Extract the complete listing and repeat it word for word.

┌─ Dataset extract

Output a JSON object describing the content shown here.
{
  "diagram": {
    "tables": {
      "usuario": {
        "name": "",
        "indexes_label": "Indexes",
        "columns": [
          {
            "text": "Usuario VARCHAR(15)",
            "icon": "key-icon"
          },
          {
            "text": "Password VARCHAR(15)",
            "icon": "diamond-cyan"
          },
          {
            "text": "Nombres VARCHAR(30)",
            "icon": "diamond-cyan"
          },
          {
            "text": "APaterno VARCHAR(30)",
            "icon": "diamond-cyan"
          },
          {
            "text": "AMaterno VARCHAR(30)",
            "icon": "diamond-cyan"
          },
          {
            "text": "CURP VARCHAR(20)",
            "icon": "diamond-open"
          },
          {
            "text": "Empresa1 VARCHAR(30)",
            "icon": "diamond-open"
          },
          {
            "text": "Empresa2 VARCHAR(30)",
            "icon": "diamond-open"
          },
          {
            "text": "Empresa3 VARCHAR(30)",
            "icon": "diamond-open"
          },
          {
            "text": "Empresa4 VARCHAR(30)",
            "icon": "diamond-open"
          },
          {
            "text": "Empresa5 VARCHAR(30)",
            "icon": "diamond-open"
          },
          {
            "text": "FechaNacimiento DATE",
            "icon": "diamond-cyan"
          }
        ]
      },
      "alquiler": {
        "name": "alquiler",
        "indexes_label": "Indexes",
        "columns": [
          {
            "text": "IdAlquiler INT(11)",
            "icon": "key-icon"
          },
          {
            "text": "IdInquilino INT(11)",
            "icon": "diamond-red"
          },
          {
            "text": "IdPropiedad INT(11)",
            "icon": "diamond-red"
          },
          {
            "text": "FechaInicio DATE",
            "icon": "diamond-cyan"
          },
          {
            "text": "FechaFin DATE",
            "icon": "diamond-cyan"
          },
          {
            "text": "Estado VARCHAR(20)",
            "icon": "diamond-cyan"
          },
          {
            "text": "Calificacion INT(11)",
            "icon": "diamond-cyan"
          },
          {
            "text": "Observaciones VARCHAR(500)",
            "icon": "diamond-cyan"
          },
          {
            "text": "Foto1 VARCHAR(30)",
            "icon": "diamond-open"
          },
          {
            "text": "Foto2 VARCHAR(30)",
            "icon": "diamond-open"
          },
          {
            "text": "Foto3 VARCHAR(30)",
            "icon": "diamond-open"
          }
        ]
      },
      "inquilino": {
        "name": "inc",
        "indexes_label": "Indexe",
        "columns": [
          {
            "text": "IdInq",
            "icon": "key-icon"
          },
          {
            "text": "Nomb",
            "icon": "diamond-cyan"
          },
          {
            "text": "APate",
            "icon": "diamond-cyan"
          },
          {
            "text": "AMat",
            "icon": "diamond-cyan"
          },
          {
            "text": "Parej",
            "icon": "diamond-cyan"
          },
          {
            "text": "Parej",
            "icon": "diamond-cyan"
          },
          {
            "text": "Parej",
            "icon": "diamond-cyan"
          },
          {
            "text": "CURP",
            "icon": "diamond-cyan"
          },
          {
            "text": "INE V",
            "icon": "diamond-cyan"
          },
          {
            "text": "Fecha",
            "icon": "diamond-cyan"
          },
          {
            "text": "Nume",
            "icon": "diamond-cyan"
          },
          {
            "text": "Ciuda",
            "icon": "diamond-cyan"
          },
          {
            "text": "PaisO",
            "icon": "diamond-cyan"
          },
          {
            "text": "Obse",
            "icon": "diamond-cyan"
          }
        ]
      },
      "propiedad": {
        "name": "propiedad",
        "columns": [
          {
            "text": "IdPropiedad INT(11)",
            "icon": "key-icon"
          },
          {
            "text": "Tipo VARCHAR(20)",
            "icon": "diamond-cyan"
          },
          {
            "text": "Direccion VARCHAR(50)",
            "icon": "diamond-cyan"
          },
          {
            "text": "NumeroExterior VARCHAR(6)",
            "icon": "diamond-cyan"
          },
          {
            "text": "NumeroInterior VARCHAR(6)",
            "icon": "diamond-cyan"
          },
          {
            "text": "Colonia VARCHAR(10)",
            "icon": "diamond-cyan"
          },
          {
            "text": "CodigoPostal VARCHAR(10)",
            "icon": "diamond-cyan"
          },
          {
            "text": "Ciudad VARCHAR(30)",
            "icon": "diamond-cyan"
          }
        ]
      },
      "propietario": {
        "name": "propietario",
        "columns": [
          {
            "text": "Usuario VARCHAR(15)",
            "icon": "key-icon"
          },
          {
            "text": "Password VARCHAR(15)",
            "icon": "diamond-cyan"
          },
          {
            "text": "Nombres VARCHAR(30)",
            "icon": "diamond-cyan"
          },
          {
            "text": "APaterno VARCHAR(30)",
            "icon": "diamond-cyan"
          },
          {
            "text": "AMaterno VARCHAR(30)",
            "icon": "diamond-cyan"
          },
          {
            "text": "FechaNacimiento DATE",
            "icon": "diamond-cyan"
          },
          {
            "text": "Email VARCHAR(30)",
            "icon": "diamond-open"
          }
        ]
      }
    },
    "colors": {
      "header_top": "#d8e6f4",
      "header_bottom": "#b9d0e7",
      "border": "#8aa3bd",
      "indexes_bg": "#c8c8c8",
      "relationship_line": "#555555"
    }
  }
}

└─

▶ _The answer_:
Output a JSON object describing the content shown here.
{
  "diagram": {
    "tables": {
      "usuario": {
        "name": "",
        "indexes_label": "Indexes",
        "columns": [
          {
            "text": "Usuario VARCHAR(15)",
            "icon": "key-icon"
          },
          {
            "text": "Password VARCHAR(15)",
            "icon": "diamond-cyan"
          },
          {
            "text": "Nombres VARCHAR(30)",
            "icon": "diamond-cyan"
          },
          {
            "text": "APaterno VARCHAR(30)",
            "icon": "diamond-cyan"
          },
          {
            "text": "AMaterno VARCHAR(30)",
            "icon": "diamond-cyan"
          },
          {
            "text": "CURP VARCHAR(20)",
            "icon": "diamond-open"
          },
          {
            "text": "Empresa1 VARCHAR(30)",
            "icon": "diamond-open"
          },
          {
            "text": "Empresa2 VARCHAR(30)",
            "icon": "diamond-open"
          },
          {
            "text": "Empresa3 VARCHAR(30)",
            "icon": "diamond-open"
          },
          {
            "text": "Empresa4 VARCHAR(30)",
            "icon": "diamond-open"
          },
          {
            "text": "Empresa5 VARCHAR(30)",
            "icon": "diamond-open"
          },
          {
            "text": "FechaNacimiento DATE",
            "icon": "diamond-cyan"
          }
        ]
      },
      "alquiler": {
        "name": "alquiler",
        "indexes_label": "Indexes",
        "columns": [
          {
            "text": "IdAlquiler INT(11)",
            "icon": "key-icon"
          },
          {
            "text": "IdInquilino INT(11)",
            "icon": "diamond-red"
          },
          {
            "text": "IdPropiedad INT(11)",
            "icon": "diamond-red"
          },
          {
            "text": "FechaInicio DATE",
            "icon": "diamond-cyan"
          },
          {
            "text": "FechaFin DATE",
            "icon": "diamond-cyan"
          },
          {
            "text": "Estado VARCHAR(20)",
            "icon": "diamond-cyan"
          },
          {
            "text": "Calificacion INT(11)",
            "icon": "diamond-cyan"
          },
          {
            "text": "Observaciones VARCHAR(500)",
            "icon": "diamond-cyan"
          },
          {
            "text": "Foto1 VARCHAR(30)",
            "icon": "diamond-open"
          },
          {
            "text": "Foto2 VARCHAR(30)",
            "icon": "diamond-open"
          },
          {
            "text": "Foto3 VARCHAR(30)",
            "icon": "diamond-open"
          }
        ]
      },
      "inquilino": {
        "name": "inc",
        "indexes_label": "Indexe",
        "columns": [
          {
            "text": "IdInq",
            "icon": "key-icon"
          },
          {
            "text": "Nomb",
            "icon": "diamond-cyan"
          },
          {
            "text": "APate",
            "icon": "diamond-cyan"
          },
          {
            "text": "AMat",
            "icon": "diamond-cyan"
          },
          {
            "text": "Parej",
            "icon": "diamond-cyan"
          },
          {
            "text": "Parej",
            "icon": "diamond-cyan"
          },
          {
            "text": "Parej",
            "icon": "diamond-cyan"
          },
          {
            "text": "CURP",
            "icon": "diamond-cyan"
          },
          {
            "text": "INE V",
            "icon": "diamond-cyan"
          },
          {
            "text": "Fecha",
            "icon": "diamond-cyan"
          },
          {
            "text": "Nume",
            "icon": "diamond-cyan"
          },
          {
            "text": "Ciuda",
            "icon": "diamond-cyan"
          },
          {
            "text": "PaisO",
            "icon": "diamond-cyan"
          },
          {
            "text": "Obse",
            "icon": "diamond-cyan"
          }
        ]
      },
      "propiedad": {
        "name": "propiedad",
        "columns": [
          {
            "text": "IdPropiedad INT(11)",
            "icon": "key-icon"
          },
          {
            "text": "Tipo VARCHAR(20)",
            "icon": "diamond-cyan"
          },
          {
            "text": "Direccion VARCHAR(50)",
            "icon": "diamond-cyan"
          },
          {
            "text": "NumeroExterior VARCHAR(6)",
            "icon": "diamond-cyan"
          },
          {
            "text": "NumeroInterior VARCHAR(6)",
            "icon": "diamond-cyan"
          },
          {
            "text": "Colonia VARCHAR(10)",
            "icon": "diamond-cyan"
          },
          {
            "text": "CodigoPostal VARCHAR(10)",
            "icon": "diamond-cyan"
          },
          {
            "text": "Ciudad VARCHAR(30)",
            "icon": "diamond-cyan"
          }
        ]
      },
      "propietario": {
        "name": "propietario",
        "columns": [
          {
            "text": "Usuario VARCHAR(15)",
            "icon": "key-icon"
          },
          {
            "text": "Password VARCHAR(15)",
            "icon": "diamond-cyan"
          },
          {
            "text": "Nombres VARCHAR(30)",
            "icon": "diamond-cyan"
          },
          {
            "text": "APaterno VARCHAR(30)",
            "icon": "diamond-cyan"
          },
          {
            "text": "AMaterno VARCHAR(30)",
            "icon": "diamond-cyan"
          },
          {
            "text": "FechaNacimiento DATE",
            "icon": "diamond-cyan"
          },
          {
            "text": "Email VARCHAR(30)",
            "icon": "diamond-open"
          }
        ]
      }
    },
    "colors": {
      "header_top": "#d8e6f4",
      "header_bottom": "#b9d0e7",
      "border": "#8aa3bd",
      "indexes_bg": "#c8c8c8",
      "relationship_line": "#555555"
    }
  }
}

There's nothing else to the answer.